▶ [The request]: Make an exact copy of the data below, leaving out every picture.

▶ [Stored data]:

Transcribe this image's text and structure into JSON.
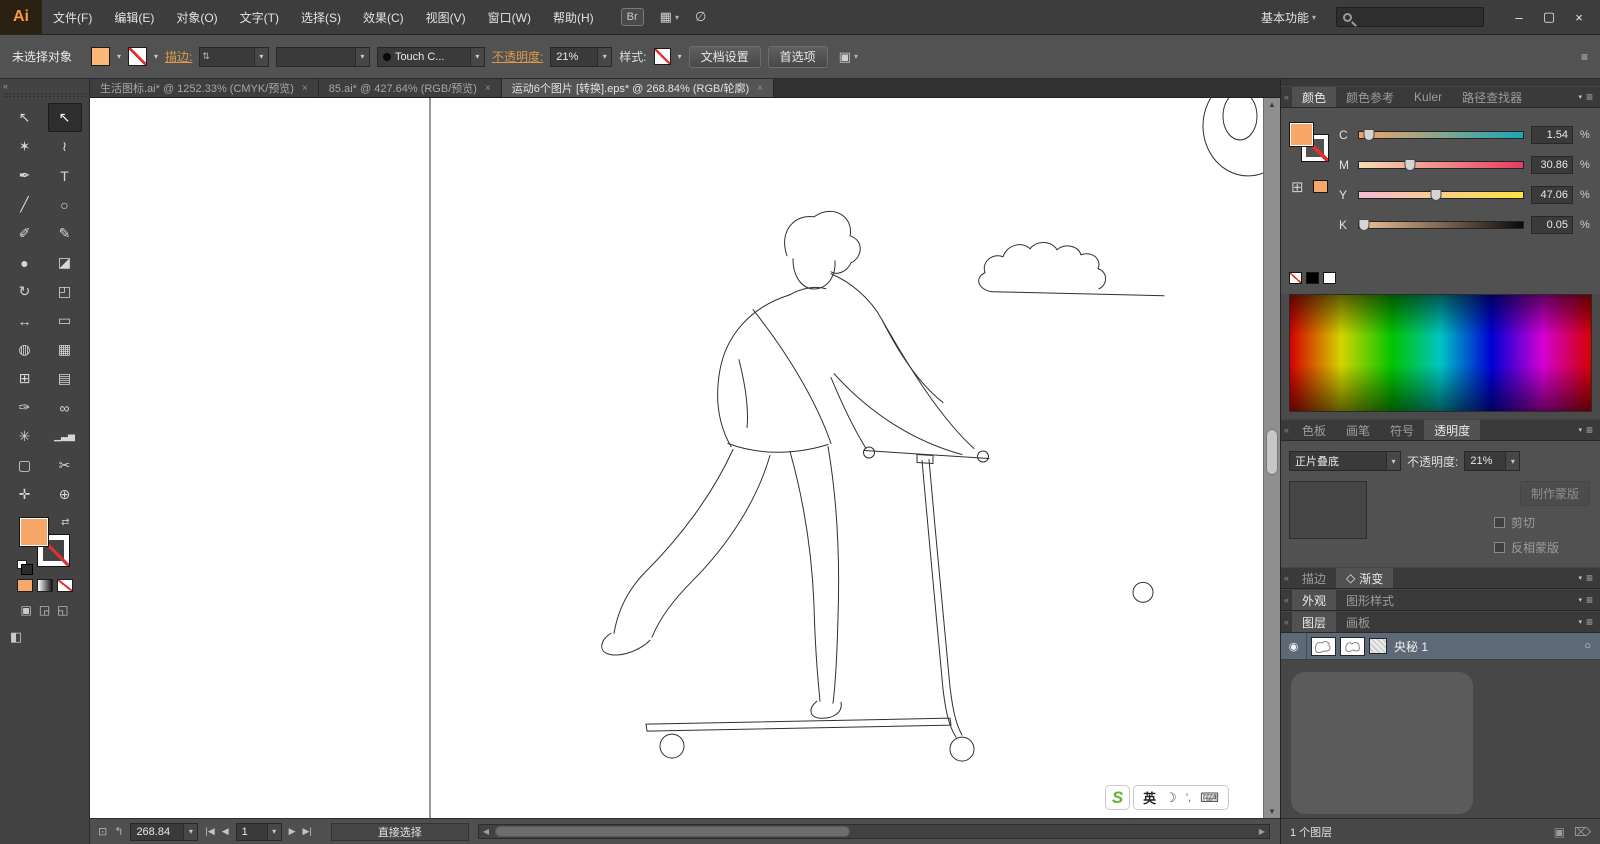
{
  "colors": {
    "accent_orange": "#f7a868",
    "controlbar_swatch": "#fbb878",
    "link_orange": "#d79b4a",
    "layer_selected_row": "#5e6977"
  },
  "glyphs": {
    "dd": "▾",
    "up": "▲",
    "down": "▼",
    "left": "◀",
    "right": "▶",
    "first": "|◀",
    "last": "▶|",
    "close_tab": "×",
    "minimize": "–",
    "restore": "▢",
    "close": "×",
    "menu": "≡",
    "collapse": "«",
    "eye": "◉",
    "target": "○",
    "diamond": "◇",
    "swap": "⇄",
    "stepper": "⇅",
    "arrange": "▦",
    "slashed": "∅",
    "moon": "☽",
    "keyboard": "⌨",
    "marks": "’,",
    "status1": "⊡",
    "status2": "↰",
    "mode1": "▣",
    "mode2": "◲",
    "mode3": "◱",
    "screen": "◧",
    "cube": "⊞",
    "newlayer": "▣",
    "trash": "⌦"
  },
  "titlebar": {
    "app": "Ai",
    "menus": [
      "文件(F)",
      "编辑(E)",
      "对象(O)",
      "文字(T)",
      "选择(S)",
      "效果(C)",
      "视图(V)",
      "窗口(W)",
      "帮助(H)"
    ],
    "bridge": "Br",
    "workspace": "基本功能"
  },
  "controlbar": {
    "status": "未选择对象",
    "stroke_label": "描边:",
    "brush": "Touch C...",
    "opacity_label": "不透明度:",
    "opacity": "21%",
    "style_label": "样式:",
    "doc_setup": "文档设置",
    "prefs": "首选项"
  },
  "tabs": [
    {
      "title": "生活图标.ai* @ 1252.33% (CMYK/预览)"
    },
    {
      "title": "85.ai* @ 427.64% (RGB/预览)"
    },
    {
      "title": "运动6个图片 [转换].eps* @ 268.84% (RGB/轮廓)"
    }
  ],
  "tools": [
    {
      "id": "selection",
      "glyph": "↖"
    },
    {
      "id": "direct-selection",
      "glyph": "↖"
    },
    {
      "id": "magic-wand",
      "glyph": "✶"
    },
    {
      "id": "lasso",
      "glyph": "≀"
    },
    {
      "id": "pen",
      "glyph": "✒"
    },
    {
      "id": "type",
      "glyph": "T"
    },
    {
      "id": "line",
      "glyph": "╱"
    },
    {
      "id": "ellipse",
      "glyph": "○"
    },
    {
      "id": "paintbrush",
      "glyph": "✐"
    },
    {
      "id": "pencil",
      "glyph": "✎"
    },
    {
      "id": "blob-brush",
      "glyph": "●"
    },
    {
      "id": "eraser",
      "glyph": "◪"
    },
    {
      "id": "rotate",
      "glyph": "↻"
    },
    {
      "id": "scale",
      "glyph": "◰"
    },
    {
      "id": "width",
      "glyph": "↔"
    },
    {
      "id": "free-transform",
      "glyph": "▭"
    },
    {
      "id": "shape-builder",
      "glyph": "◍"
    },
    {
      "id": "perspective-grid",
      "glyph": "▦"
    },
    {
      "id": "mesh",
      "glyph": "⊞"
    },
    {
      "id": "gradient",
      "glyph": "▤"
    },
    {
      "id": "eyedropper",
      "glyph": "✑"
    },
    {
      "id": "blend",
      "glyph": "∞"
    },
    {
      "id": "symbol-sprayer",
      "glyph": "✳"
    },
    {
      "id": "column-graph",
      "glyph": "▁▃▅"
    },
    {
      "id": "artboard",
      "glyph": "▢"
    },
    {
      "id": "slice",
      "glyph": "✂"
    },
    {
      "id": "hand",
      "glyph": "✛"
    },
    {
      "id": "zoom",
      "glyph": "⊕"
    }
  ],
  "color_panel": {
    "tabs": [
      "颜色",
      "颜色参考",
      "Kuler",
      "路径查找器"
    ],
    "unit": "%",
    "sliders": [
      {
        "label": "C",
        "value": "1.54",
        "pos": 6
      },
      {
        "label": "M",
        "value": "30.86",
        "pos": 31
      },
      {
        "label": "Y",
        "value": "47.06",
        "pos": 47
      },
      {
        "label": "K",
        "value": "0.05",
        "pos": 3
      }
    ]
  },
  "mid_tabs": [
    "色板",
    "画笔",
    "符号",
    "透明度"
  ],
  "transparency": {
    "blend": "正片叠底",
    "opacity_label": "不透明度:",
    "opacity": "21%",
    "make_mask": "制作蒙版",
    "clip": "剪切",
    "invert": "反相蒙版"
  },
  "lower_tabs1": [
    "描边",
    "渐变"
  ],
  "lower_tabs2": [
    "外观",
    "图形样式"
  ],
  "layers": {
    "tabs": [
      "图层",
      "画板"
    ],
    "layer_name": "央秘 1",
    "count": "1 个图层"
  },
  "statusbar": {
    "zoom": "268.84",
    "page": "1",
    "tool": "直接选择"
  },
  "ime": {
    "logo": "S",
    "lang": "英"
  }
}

▶ [Completed task]:
Transcribe this image's text and structure into JSON.
{
  "colors": {
    "accent_orange": "#f7a868",
    "controlbar_swatch": "#fbb878",
    "link_orange": "#d79b4a",
    "layer_selected_row": "#5e6977"
  },
  "glyphs": {
    "dd": "▾",
    "up": "▲",
    "down": "▼",
    "left": "◀",
    "right": "▶",
    "first": "|◀",
    "last": "▶|",
    "close_tab": "×",
    "minimize": "–",
    "restore": "▢",
    "close": "×",
    "menu": "≡",
    "collapse": "«",
    "eye": "◉",
    "target": "○",
    "diamond": "◇",
    "swap": "⇄",
    "stepper": "⇅",
    "arrange": "▦",
    "slashed": "∅",
    "moon": "☽",
    "keyboard": "⌨",
    "marks": "’,",
    "status1": "⊡",
    "status2": "↰",
    "mode1": "▣",
    "mode2": "◲",
    "mode3": "◱",
    "screen": "◧",
    "cube": "⊞",
    "newlayer": "▣",
    "trash": "⌦"
  },
  "titlebar": {
    "app": "Ai",
    "menus": [
      "文件(F)",
      "编辑(E)",
      "对象(O)",
      "文字(T)",
      "选择(S)",
      "效果(C)",
      "视图(V)",
      "窗口(W)",
      "帮助(H)"
    ],
    "bridge": "Br",
    "workspace": "基本功能"
  },
  "controlbar": {
    "status": "未选择对象",
    "stroke_label": "描边:",
    "brush": "Touch C...",
    "opacity_label": "不透明度:",
    "opacity": "21%",
    "style_label": "样式:",
    "doc_setup": "文档设置",
    "prefs": "首选项"
  },
  "tabs": [
    {
      "title": "生活图标.ai* @ 1252.33% (CMYK/预览)"
    },
    {
      "title": "85.ai* @ 427.64% (RGB/预览)"
    },
    {
      "title": "运动6个图片 [转换].eps* @ 268.84% (RGB/轮廓)"
    }
  ],
  "tools": [
    {
      "id": "selection",
      "glyph": "↖"
    },
    {
      "id": "direct-selection",
      "glyph": "↖"
    },
    {
      "id": "magic-wand",
      "glyph": "✶"
    },
    {
      "id": "lasso",
      "glyph": "≀"
    },
    {
      "id": "pen",
      "glyph": "✒"
    },
    {
      "id": "type",
      "glyph": "T"
    },
    {
      "id": "line",
      "glyph": "╱"
    },
    {
      "id": "ellipse",
      "glyph": "○"
    },
    {
      "id": "paintbrush",
      "glyph": "✐"
    },
    {
      "id": "pencil",
      "glyph": "✎"
    },
    {
      "id": "blob-brush",
      "glyph": "●"
    },
    {
      "id": "eraser",
      "glyph": "◪"
    },
    {
      "id": "rotate",
      "glyph": "↻"
    },
    {
      "id": "scale",
      "glyph": "◰"
    },
    {
      "id": "width",
      "glyph": "↔"
    },
    {
      "id": "free-transform",
      "glyph": "▭"
    },
    {
      "id": "shape-builder",
      "glyph": "◍"
    },
    {
      "id": "perspective-grid",
      "glyph": "▦"
    },
    {
      "id": "mesh",
      "glyph": "⊞"
    },
    {
      "id": "gradient",
      "glyph": "▤"
    },
    {
      "id": "eyedropper",
      "glyph": "✑"
    },
    {
      "id": "blend",
      "glyph": "∞"
    },
    {
      "id": "symbol-sprayer",
      "glyph": "✳"
    },
    {
      "id": "column-graph",
      "glyph": "▁▃▅"
    },
    {
      "id": "artboard",
      "glyph": "▢"
    },
    {
      "id": "slice",
      "glyph": "✂"
    },
    {
      "id": "hand",
      "glyph": "✛"
    },
    {
      "id": "zoom",
      "glyph": "⊕"
    }
  ],
  "color_panel": {
    "tabs": [
      "颜色",
      "颜色参考",
      "Kuler",
      "路径查找器"
    ],
    "unit": "%",
    "sliders": [
      {
        "label": "C",
        "value": "1.54",
        "pos": 6
      },
      {
        "label": "M",
        "value": "30.86",
        "pos": 31
      },
      {
        "label": "Y",
        "value": "47.06",
        "pos": 47
      },
      {
        "label": "K",
        "value": "0.05",
        "pos": 3
      }
    ]
  },
  "mid_tabs": [
    "色板",
    "画笔",
    "符号",
    "透明度"
  ],
  "transparency": {
    "blend": "正片叠底",
    "opacity_label": "不透明度:",
    "opacity": "21%",
    "make_mask": "制作蒙版",
    "clip": "剪切",
    "invert": "反相蒙版"
  },
  "lower_tabs1": [
    "描边",
    "渐变"
  ],
  "lower_tabs2": [
    "外观",
    "图形样式"
  ],
  "layers": {
    "tabs": [
      "图层",
      "画板"
    ],
    "layer_name": "央秘 1",
    "count": "1 个图层"
  },
  "statusbar": {
    "zoom": "268.84",
    "page": "1",
    "tool": "直接选择"
  },
  "ime": {
    "logo": "S",
    "lang": "英"
  }
}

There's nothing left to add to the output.